Pourriez-vous citer mot pour mot le passage de la conclusion sur le théâtre de Marivaux compris entre « CONCLUSION GÉNÉRALE » et « à la personne. », ces deux bornes incluses ?

[DOCUMENT SOURCE]
^^^^

CONCLUSION GÉNÉRALE

I.Thème et structure

Théâtre de Marivaux, théâtre d’amour ? L’entrée thématique isolée marque ses limites dans la mesure où elle ne rend pas compte de l’ensemble du corpus marivaudien. En outre, elle entraîne une tentation trop souvent repérée dans nos lectures vers le psychologique. Ce théâtre plus que d’autres sans doute favorise l’insensible glissement de ce qui est dit par le personnage vers ce qui est supposément pensé par lui ; glissement, donc, du personnage à la personne.

En revanche, transformé en structure par le biais du parcours amoureux, le traitement thématique donne un nouvel éclairage sur le théâtre de Marivaux et permet d’entraîner une évolution temporelle dans son œuvre dramatique. Il permet aussi de rendre compte du mouvement perpétuel de cette œuvre que hantent les problématiques de la répétition et de la variation  888 .

À ce stade ultime de notre travail, nous proposons une structuration de l’œuvre de Marivaux en six phases  889 .

La première phase, qui va de 1706 à 1720, compte deux comédies en un acte, Le Père prudent et équitable (1712 ?) et Arlequin poli par l’amour (1720). Ces deux comédies intègrent le thème amoureux mais leur structure dramaturgique est en quelque sorte pré-marivaudienne. Le Père prudent et équitable est la seule comédie en vers de tout le corpus et pose des problèmes de structure qui renvoient au théâtre moliéresque. Quant à Arlequin poli par l’amour, c’est une féerie qui flirte avec d’autres modèles théâtraux comme la pastorale par exemple. Cette longue phase de tâtonnement est celle d’un Marivaux questionneur et questionnant. Ces deux pièces sont souvent considérées comme étant à la marge de l’œuvre, comme non représentatives de l’art de Marivaux. On peut noter que l’entrée dans le genre théâtral passe par un long sas d’une dizaine d’années, et que la forme particulière de la comédie en un acte apparaît d’emblée chez lui comme un terrain d’expérimentation  890 .

^^^^

[DONNÉES FOURNIES]

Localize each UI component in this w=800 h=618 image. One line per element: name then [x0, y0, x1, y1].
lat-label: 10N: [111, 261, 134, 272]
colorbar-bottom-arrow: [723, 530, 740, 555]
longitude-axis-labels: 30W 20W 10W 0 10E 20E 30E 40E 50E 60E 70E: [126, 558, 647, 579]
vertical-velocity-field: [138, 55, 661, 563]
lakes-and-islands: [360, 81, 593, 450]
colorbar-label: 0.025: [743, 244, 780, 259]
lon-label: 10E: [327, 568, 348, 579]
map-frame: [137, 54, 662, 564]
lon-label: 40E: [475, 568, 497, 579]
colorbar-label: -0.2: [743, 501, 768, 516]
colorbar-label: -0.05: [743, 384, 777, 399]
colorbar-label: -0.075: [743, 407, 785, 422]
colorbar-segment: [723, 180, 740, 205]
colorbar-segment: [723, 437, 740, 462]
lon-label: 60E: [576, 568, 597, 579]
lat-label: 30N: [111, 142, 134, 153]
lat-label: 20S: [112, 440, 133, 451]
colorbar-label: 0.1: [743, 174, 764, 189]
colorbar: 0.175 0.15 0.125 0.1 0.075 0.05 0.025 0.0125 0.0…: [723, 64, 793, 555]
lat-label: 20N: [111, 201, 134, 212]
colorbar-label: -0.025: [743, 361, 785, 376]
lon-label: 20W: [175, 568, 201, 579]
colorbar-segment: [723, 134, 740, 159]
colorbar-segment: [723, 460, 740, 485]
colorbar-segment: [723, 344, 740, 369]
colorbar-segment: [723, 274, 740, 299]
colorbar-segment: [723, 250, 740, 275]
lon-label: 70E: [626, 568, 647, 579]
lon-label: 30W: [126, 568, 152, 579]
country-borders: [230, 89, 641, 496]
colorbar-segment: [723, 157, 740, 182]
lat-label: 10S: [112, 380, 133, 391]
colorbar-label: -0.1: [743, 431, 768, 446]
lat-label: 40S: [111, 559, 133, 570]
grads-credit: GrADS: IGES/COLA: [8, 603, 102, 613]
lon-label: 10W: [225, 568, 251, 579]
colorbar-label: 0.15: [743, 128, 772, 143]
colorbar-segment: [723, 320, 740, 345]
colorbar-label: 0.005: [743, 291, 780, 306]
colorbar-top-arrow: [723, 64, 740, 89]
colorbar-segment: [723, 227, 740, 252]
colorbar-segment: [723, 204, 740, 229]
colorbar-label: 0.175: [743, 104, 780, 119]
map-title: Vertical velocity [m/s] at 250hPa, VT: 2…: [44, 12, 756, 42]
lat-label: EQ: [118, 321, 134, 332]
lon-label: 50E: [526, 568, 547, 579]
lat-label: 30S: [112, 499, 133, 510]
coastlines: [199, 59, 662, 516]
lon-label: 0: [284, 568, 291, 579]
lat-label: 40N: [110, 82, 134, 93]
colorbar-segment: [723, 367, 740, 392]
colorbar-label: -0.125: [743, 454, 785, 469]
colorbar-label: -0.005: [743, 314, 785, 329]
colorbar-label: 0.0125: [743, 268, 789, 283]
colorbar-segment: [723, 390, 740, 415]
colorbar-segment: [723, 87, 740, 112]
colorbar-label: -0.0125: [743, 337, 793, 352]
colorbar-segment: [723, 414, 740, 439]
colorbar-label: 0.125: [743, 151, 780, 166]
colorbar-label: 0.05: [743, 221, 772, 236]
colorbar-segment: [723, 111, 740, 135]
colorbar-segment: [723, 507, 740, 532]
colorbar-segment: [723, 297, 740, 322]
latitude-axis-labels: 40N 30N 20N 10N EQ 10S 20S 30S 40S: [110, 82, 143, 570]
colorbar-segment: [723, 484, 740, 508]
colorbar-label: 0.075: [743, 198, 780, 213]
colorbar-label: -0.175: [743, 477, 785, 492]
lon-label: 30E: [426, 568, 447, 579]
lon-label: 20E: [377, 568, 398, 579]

^^^^

[RÉPONSE RÉDIGÉE]
CONCLUSION GÉNÉRALE

I.Thème et structure

Théâtre de Marivaux, théâtre d’amour ? L’entrée thématique isolée marque ses limites dans la mesure où elle ne rend pas compte de l’ensemble du corpus marivaudien. En outre, elle entraîne une tentation trop souvent repérée dans nos lectures vers le psychologique. Ce théâtre plus que d’autres sans doute favorise l’insensible glissement de ce qui est dit par le personnage vers ce qui est supposément pensé par lui ; glissement, donc, du personnage à la personne.